#### Exercise:
Repeat, exactly and completely, the material that follows. Omit the pictures.

#### Provided entries:
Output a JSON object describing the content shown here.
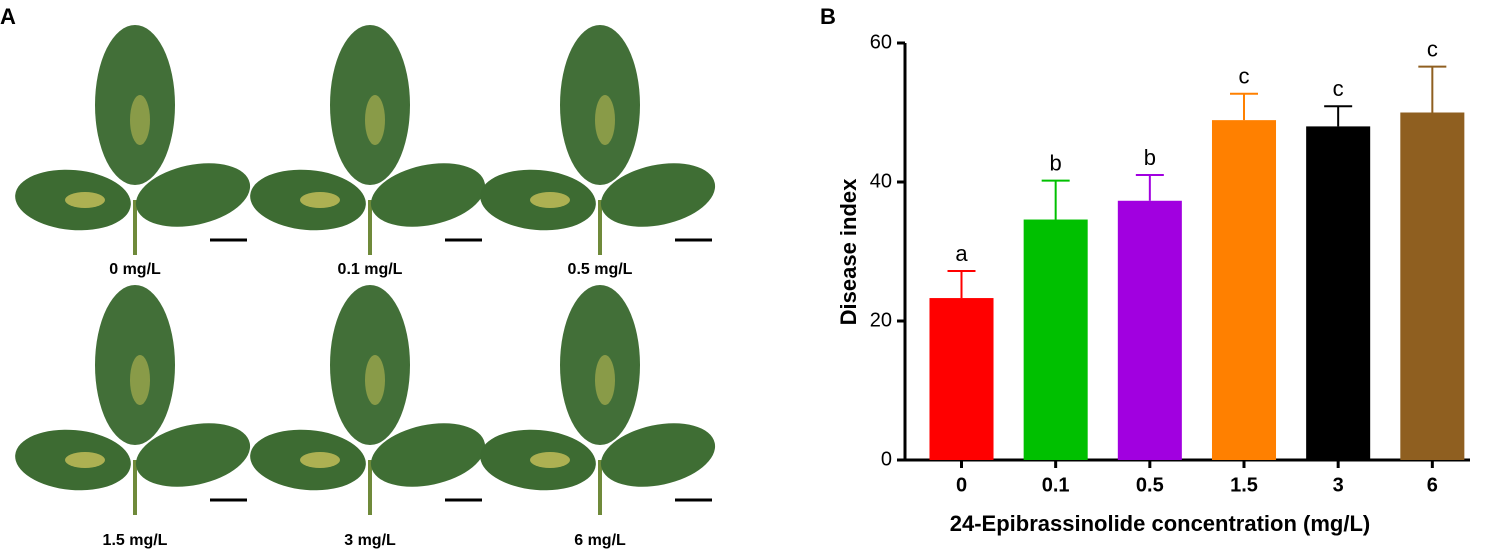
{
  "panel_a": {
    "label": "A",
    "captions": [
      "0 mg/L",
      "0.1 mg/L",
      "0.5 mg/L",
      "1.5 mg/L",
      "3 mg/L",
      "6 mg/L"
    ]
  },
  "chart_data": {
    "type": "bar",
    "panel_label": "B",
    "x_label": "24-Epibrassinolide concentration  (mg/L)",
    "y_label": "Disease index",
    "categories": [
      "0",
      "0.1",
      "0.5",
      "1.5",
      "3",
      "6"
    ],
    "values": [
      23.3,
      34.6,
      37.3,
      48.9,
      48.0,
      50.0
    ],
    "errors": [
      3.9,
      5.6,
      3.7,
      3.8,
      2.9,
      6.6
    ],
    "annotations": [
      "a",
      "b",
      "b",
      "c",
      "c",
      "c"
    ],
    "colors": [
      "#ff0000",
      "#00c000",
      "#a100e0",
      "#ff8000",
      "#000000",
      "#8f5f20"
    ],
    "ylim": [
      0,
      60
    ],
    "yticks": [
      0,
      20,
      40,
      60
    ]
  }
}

#### Output below:
Output a JSON object describing the content shown here.
{
  "panel_a": {
    "label": "A",
    "captions": [
      "0 mg/L",
      "0.1 mg/L",
      "0.5 mg/L",
      "1.5 mg/L",
      "3 mg/L",
      "6 mg/L"
    ]
  },
  "chart_data": {
    "type": "bar",
    "panel_label": "B",
    "x_label": "24-Epibrassinolide concentration  (mg/L)",
    "y_label": "Disease index",
    "categories": [
      "0",
      "0.1",
      "0.5",
      "1.5",
      "3",
      "6"
    ],
    "values": [
      23.3,
      34.6,
      37.3,
      48.9,
      48.0,
      50.0
    ],
    "errors": [
      3.9,
      5.6,
      3.7,
      3.8,
      2.9,
      6.6
    ],
    "annotations": [
      "a",
      "b",
      "b",
      "c",
      "c",
      "c"
    ],
    "colors": [
      "#ff0000",
      "#00c000",
      "#a100e0",
      "#ff8000",
      "#000000",
      "#8f5f20"
    ],
    "ylim": [
      0,
      60
    ],
    "yticks": [
      0,
      20,
      40,
      60
    ]
  }
}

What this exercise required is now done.